▶ **Given information**:
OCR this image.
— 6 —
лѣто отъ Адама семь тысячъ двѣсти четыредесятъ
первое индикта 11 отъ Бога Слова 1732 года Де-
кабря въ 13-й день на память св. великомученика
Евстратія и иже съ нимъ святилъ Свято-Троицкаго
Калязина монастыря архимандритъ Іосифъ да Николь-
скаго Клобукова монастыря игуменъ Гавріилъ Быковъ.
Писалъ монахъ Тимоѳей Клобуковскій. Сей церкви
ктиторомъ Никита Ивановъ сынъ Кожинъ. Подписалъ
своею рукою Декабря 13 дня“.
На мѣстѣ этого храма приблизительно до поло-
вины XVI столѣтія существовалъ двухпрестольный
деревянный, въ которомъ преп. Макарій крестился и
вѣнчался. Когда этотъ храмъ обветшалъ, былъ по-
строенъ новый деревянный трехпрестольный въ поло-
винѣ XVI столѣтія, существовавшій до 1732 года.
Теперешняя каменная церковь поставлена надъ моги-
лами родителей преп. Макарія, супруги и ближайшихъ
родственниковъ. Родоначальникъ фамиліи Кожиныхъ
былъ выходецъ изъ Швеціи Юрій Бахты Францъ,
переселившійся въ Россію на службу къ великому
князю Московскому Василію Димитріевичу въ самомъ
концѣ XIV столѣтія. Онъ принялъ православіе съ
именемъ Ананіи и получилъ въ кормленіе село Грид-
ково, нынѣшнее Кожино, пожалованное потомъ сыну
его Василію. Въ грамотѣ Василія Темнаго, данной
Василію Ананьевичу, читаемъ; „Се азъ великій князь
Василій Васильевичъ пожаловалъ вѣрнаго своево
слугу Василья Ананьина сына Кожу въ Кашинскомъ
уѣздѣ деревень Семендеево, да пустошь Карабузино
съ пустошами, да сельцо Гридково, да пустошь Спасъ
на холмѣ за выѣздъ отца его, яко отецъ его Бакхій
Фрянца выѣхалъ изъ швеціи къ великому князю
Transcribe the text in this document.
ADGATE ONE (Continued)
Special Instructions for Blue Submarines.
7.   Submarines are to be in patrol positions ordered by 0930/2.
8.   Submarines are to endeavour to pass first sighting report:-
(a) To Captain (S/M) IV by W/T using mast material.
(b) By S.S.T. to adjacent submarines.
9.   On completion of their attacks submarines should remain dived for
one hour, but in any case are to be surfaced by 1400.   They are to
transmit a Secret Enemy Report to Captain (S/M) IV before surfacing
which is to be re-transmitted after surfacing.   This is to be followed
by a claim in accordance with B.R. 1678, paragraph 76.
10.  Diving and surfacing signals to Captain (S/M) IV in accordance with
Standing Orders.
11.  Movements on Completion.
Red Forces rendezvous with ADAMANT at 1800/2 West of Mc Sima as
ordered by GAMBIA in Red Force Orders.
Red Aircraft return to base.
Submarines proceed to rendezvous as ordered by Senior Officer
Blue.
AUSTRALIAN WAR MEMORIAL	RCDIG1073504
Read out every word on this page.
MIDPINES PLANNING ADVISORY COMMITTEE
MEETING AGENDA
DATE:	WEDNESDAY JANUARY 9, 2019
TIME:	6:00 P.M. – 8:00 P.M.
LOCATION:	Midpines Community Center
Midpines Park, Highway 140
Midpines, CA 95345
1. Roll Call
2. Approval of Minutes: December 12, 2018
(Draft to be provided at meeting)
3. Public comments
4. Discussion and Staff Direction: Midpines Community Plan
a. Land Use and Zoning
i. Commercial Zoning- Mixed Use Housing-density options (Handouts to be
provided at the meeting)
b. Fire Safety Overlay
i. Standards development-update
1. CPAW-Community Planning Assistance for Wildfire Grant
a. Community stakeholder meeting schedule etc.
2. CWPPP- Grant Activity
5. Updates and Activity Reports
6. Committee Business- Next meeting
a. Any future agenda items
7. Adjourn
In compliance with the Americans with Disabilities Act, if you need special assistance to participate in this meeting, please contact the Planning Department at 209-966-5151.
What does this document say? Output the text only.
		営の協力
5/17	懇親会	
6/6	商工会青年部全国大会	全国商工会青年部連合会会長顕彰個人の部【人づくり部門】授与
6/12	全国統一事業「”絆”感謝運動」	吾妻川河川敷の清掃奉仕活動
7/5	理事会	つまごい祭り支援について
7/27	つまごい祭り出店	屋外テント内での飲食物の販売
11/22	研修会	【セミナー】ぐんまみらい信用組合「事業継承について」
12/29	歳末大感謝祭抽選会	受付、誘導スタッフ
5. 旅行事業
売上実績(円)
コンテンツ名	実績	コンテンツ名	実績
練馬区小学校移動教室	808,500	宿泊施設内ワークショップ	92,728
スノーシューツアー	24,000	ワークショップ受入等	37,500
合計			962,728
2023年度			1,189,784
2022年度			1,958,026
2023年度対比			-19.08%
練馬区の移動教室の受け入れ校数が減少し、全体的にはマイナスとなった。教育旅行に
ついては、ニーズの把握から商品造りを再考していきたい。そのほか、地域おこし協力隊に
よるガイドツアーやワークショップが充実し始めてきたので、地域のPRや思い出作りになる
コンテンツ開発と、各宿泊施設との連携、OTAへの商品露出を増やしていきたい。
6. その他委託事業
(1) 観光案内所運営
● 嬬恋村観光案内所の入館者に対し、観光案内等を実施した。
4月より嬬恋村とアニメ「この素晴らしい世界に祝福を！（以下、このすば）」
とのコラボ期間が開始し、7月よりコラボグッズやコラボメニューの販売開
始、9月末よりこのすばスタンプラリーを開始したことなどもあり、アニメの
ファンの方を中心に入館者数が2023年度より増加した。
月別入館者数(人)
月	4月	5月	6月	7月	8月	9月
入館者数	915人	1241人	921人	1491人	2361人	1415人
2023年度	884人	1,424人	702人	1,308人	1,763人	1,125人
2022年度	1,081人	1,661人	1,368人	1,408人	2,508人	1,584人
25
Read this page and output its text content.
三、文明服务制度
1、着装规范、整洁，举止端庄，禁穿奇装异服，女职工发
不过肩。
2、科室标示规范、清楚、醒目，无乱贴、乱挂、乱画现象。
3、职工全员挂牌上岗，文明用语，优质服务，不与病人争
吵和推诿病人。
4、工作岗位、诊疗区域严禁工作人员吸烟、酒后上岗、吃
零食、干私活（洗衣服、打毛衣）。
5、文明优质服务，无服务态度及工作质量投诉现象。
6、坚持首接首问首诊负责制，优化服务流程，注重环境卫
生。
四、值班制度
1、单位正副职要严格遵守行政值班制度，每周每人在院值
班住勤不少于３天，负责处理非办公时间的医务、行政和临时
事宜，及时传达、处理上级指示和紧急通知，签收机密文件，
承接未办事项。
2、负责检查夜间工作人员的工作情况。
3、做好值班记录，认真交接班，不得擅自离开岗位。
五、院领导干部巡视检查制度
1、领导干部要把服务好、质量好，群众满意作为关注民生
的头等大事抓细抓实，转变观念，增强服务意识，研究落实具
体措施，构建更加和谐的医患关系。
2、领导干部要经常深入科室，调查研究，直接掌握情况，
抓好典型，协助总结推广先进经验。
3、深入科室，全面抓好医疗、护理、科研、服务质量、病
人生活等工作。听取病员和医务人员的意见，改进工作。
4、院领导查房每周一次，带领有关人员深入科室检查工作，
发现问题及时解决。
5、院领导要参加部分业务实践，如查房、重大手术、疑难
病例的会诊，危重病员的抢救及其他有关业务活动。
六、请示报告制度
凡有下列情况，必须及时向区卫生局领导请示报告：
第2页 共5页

▶ **Exercise description**: Copy each entry exactly, with nothing added or dropped.

▶ **Task answer**:
OCR this image.
— 6 —
лѣто отъ Адама семь тысячъ двѣсти четыредесятъ
первое индикта 11 отъ Бога Слова 1732 года Де-
кабря въ 13-й день на память св. великомученика
Евстратія и иже съ нимъ святилъ Свято-Троицкаго
Калязина монастыря архимандритъ Іосифъ да Николь-
скаго Клобукова монастыря игуменъ Гавріилъ Быковъ.
Писалъ монахъ Тимоѳей Клобуковскій. Сей церкви
ктиторомъ Никита Ивановъ сынъ Кожинъ. Подписалъ
своею рукою Декабря 13 дня“.
На мѣстѣ этого храма приблизительно до поло-
вины XVI столѣтія существовалъ двухпрестольный
деревянный, въ которомъ преп. Макарій крестился и
вѣнчался. Когда этотъ храмъ обветшалъ, былъ по-
строенъ новый деревянный трехпрестольный въ поло-
винѣ XVI столѣтія, существовавшій до 1732 года.
Теперешняя каменная церковь поставлена надъ моги-
лами родителей преп. Макарія, супруги и ближайшихъ
родственниковъ. Родоначальникъ фамиліи Кожиныхъ
былъ выходецъ изъ Швеціи Юрій Бахты Францъ,
переселившійся въ Россію на службу къ великому
князю Московскому Василію Димитріевичу въ самомъ
концѣ XIV столѣтія. Онъ принялъ православіе съ
именемъ Ананіи и получилъ въ кормленіе село Грид-
ково, нынѣшнее Кожино, пожалованное потомъ сыну
его Василію. Въ грамотѣ Василія Темнаго, данной
Василію Ананьевичу, читаемъ; „Се азъ великій князь
Василій Васильевичъ пожаловалъ вѣрнаго своево
слугу Василья Ананьина сына Кожу въ Кашинскомъ
уѣздѣ деревень Семендеево, да пустошь Карабузино
съ пустошами, да сельцо Гридково, да пустошь Спасъ
на холмѣ за выѣздъ отца его, яко отецъ его Бакхій
Фрянца выѣхалъ изъ швеціи къ великому князю
Transcribe the text in this document.
ADGATE ONE (Continued)
Special Instructions for Blue Submarines.
7.   Submarines are to be in patrol positions ordered by 0930/2.
8.   Submarines are to endeavour to pass first sighting report:-
(a) To Captain (S/M) IV by W/T using mast material.
(b) By S.S.T. to adjacent submarines.
9.   On completion of their attacks submarines should remain dived for
one hour, but in any case are to be surfaced by 1400.   They are to
transmit a Secret Enemy Report to Captain (S/M) IV before surfacing
which is to be re-transmitted after surfacing.   This is to be followed
by a claim in accordance with B.R. 1678, paragraph 76.
10.  Diving and surfacing signals to Captain (S/M) IV in accordance with
Standing Orders.
11.  Movements on Completion.
Red Forces rendezvous with ADAMANT at 1800/2 West of Mc Sima as
ordered by GAMBIA in Red Force Orders.
Red Aircraft return to base.
Submarines proceed to rendezvous as ordered by Senior Officer
Blue.
AUSTRALIAN WAR MEMORIAL	RCDIG1073504
Read out every word on this page.
MIDPINES PLANNING ADVISORY COMMITTEE
MEETING AGENDA
DATE:	WEDNESDAY JANUARY 9, 2019
TIME:	6:00 P.M. – 8:00 P.M.
LOCATION:	Midpines Community Center
Midpines Park, Highway 140
Midpines, CA 95345
1. Roll Call
2. Approval of Minutes: December 12, 2018
(Draft to be provided at meeting)
3. Public comments
4. Discussion and Staff Direction: Midpines Community Plan
a. Land Use and Zoning
i. Commercial Zoning- Mixed Use Housing-density options (Handouts to be
provided at the meeting)
b. Fire Safety Overlay
i. Standards development-update
1. CPAW-Community Planning Assistance for Wildfire Grant
a. Community stakeholder meeting schedule etc.
2. CWPPP- Grant Activity
5. Updates and Activity Reports
6. Committee Business- Next meeting
a. Any future agenda items
7. Adjourn
In compliance with the Americans with Disabilities Act, if you need special assistance to participate in this meeting, please contact the Planning Department at 209-966-5151.
What does this document say? Output the text only.
		営の協力
5/17	懇親会	
6/6	商工会青年部全国大会	全国商工会青年部連合会会長顕彰個人の部【人づくり部門】授与
6/12	全国統一事業「”絆”感謝運動」	吾妻川河川敷の清掃奉仕活動
7/5	理事会	つまごい祭り支援について
7/27	つまごい祭り出店	屋外テント内での飲食物の販売
11/22	研修会	【セミナー】ぐんまみらい信用組合「事業継承について」
12/29	歳末大感謝祭抽選会	受付、誘導スタッフ
5. 旅行事業
売上実績(円)
コンテンツ名	実績	コンテンツ名	実績
練馬区小学校移動教室	808,500	宿泊施設内ワークショップ	92,728
スノーシューツアー	24,000	ワークショップ受入等	37,500
合計			962,728
2023年度			1,189,784
2022年度			1,958,026
2023年度対比			-19.08%
練馬区の移動教室の受け入れ校数が減少し、全体的にはマイナスとなった。教育旅行に
ついては、ニーズの把握から商品造りを再考していきたい。そのほか、地域おこし協力隊に
よるガイドツアーやワークショップが充実し始めてきたので、地域のPRや思い出作りになる
コンテンツ開発と、各宿泊施設との連携、OTAへの商品露出を増やしていきたい。
6. その他委託事業
(1) 観光案内所運営
● 嬬恋村観光案内所の入館者に対し、観光案内等を実施した。
4月より嬬恋村とアニメ「この素晴らしい世界に祝福を！（以下、このすば）」
とのコラボ期間が開始し、7月よりコラボグッズやコラボメニューの販売開
始、9月末よりこのすばスタンプラリーを開始したことなどもあり、アニメの
ファンの方を中心に入館者数が2023年度より増加した。
月別入館者数(人)
月	4月	5月	6月	7月	8月	9月
入館者数	915人	1241人	921人	1491人	2361人	1415人
2023年度	884人	1,424人	702人	1,308人	1,763人	1,125人
2022年度	1,081人	1,661人	1,368人	1,408人	2,508人	1,584人
25
Read this page and output its text content.
三、文明服务制度
1、着装规范、整洁，举止端庄，禁穿奇装异服，女职工发
不过肩。
2、科室标示规范、清楚、醒目，无乱贴、乱挂、乱画现象。
3、职工全员挂牌上岗，文明用语，优质服务，不与病人争
吵和推诿病人。
4、工作岗位、诊疗区域严禁工作人员吸烟、酒后上岗、吃
零食、干私活（洗衣服、打毛衣）。
5、文明优质服务，无服务态度及工作质量投诉现象。
6、坚持首接首问首诊负责制，优化服务流程，注重环境卫
生。
四、值班制度
1、单位正副职要严格遵守行政值班制度，每周每人在院值
班住勤不少于３天，负责处理非办公时间的医务、行政和临时
事宜，及时传达、处理上级指示和紧急通知，签收机密文件，
承接未办事项。
2、负责检查夜间工作人员的工作情况。
3、做好值班记录，认真交接班，不得擅自离开岗位。
五、院领导干部巡视检查制度
1、领导干部要把服务好、质量好，群众满意作为关注民生
的头等大事抓细抓实，转变观念，增强服务意识，研究落实具
体措施，构建更加和谐的医患关系。
2、领导干部要经常深入科室，调查研究，直接掌握情况，
抓好典型，协助总结推广先进经验。
3、深入科室，全面抓好医疗、护理、科研、服务质量、病
人生活等工作。听取病员和医务人员的意见，改进工作。
4、院领导查房每周一次，带领有关人员深入科室检查工作，
发现问题及时解决。
5、院领导要参加部分业务实践，如查房、重大手术、疑难
病例的会诊，危重病员的抢救及其他有关业务活动。
六、请示报告制度
凡有下列情况，必须及时向区卫生局领导请示报告：
第2页 共5页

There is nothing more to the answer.